#### DATASET RECORDS ####

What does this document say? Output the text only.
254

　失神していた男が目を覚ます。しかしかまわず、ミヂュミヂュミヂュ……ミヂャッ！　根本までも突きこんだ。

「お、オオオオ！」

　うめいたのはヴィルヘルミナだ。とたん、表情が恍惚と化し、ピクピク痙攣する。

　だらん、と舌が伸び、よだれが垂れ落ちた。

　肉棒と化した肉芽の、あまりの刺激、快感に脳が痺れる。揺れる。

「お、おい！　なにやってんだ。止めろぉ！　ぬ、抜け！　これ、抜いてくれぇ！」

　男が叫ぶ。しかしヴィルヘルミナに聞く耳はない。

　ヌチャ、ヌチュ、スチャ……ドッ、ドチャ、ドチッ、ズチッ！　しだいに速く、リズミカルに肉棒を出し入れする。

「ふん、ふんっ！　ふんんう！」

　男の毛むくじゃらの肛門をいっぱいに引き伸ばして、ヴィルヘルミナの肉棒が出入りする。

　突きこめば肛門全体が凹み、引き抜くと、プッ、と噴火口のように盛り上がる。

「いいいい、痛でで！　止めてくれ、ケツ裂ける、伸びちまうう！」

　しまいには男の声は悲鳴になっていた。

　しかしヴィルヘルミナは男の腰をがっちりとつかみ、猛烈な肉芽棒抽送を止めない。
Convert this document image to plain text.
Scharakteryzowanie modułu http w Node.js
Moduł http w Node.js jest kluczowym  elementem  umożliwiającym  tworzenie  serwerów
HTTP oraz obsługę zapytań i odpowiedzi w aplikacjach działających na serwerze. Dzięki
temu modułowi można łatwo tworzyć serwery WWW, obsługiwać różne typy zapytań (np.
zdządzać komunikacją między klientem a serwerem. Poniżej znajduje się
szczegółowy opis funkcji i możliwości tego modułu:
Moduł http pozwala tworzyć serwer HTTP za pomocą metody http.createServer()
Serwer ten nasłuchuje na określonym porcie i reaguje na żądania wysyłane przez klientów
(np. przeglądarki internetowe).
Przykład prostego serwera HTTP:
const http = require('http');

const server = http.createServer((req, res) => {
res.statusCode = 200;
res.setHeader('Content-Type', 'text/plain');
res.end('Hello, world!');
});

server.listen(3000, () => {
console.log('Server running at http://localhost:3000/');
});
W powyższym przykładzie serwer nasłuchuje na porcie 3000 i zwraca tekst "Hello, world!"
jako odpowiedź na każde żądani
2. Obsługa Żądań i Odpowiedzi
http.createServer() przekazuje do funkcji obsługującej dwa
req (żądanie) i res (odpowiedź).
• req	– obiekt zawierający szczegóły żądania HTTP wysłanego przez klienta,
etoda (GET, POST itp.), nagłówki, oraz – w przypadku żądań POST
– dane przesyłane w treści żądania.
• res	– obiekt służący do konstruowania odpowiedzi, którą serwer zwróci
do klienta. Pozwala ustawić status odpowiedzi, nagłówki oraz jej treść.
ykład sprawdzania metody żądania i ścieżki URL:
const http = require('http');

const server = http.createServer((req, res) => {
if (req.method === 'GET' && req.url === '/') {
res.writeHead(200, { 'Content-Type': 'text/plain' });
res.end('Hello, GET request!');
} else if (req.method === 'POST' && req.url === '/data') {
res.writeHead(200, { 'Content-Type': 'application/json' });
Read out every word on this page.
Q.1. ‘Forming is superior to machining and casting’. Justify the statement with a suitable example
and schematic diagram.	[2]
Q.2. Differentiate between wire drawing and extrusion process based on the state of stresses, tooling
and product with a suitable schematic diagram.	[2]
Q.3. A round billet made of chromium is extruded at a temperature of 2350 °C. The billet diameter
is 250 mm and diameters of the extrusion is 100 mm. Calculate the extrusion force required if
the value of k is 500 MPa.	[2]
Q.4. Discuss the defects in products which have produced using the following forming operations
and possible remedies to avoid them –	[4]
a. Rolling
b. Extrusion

####

Reproduce every line of the material above exactly.

What does this document say? Output the text only.
254

　失神していた男が目を覚ます。しかしかまわず、ミヂュミヂュミヂュ……ミヂャッ！　根本までも突きこんだ。

「お、オオオオ！」

　うめいたのはヴィルヘルミナだ。とたん、表情が恍惚と化し、ピクピク痙攣する。

　だらん、と舌が伸び、よだれが垂れ落ちた。

　肉棒と化した肉芽の、あまりの刺激、快感に脳が痺れる。揺れる。

「お、おい！　なにやってんだ。止めろぉ！　ぬ、抜け！　これ、抜いてくれぇ！」

　男が叫ぶ。しかしヴィルヘルミナに聞く耳はない。

　ヌチャ、ヌチュ、スチャ……ドッ、ドチャ、ドチッ、ズチッ！　しだいに速く、リズミカルに肉棒を出し入れする。

「ふん、ふんっ！　ふんんう！」

　男の毛むくじゃらの肛門をいっぱいに引き伸ばして、ヴィルヘルミナの肉棒が出入りする。

　突きこめば肛門全体が凹み、引き抜くと、プッ、と噴火口のように盛り上がる。

「いいいい、痛でで！　止めてくれ、ケツ裂ける、伸びちまうう！」

　しまいには男の声は悲鳴になっていた。

　しかしヴィルヘルミナは男の腰をがっちりとつかみ、猛烈な肉芽棒抽送を止めない。
Convert this document image to plain text.
Scharakteryzowanie modułu http w Node.js
Moduł http w Node.js jest kluczowym  elementem  umożliwiającym  tworzenie  serwerów
HTTP oraz obsługę zapytań i odpowiedzi w aplikacjach działających na serwerze. Dzięki
temu modułowi można łatwo tworzyć serwery WWW, obsługiwać różne typy zapytań (np.
zdządzać komunikacją między klientem a serwerem. Poniżej znajduje się
szczegółowy opis funkcji i możliwości tego modułu:
Moduł http pozwala tworzyć serwer HTTP za pomocą metody http.createServer()
Serwer ten nasłuchuje na określonym porcie i reaguje na żądania wysyłane przez klientów
(np. przeglądarki internetowe).
Przykład prostego serwera HTTP:
const http = require('http');

const server = http.createServer((req, res) => {
res.statusCode = 200;
res.setHeader('Content-Type', 'text/plain');
res.end('Hello, world!');
});

server.listen(3000, () => {
console.log('Server running at http://localhost:3000/');
});
W powyższym przykładzie serwer nasłuchuje na porcie 3000 i zwraca tekst "Hello, world!"
jako odpowiedź na każde żądani
2. Obsługa Żądań i Odpowiedzi
http.createServer() przekazuje do funkcji obsługującej dwa
req (żądanie) i res (odpowiedź).
• req	– obiekt zawierający szczegóły żądania HTTP wysłanego przez klienta,
etoda (GET, POST itp.), nagłówki, oraz – w przypadku żądań POST
– dane przesyłane w treści żądania.
• res	– obiekt służący do konstruowania odpowiedzi, którą serwer zwróci
do klienta. Pozwala ustawić status odpowiedzi, nagłówki oraz jej treść.
ykład sprawdzania metody żądania i ścieżki URL:
const http = require('http');

const server = http.createServer((req, res) => {
if (req.method === 'GET' && req.url === '/') {
res.writeHead(200, { 'Content-Type': 'text/plain' });
res.end('Hello, GET request!');
} else if (req.method === 'POST' && req.url === '/data') {
res.writeHead(200, { 'Content-Type': 'application/json' });
Read out every word on this page.
Q.1. ‘Forming is superior to machining and casting’. Justify the statement with a suitable example
and schematic diagram.	[2]
Q.2. Differentiate between wire drawing and extrusion process based on the state of stresses, tooling
and product with a suitable schematic diagram.	[2]
Q.3. A round billet made of chromium is extruded at a temperature of 2350 °C. The billet diameter
is 250 mm and diameters of the extrusion is 100 mm. Calculate the extrusion force required if
the value of k is 500 MPa.	[2]
Q.4. Discuss the defects in products which have produced using the following forming operations
and possible remedies to avoid them –	[4]
a. Rolling
b. Extrusion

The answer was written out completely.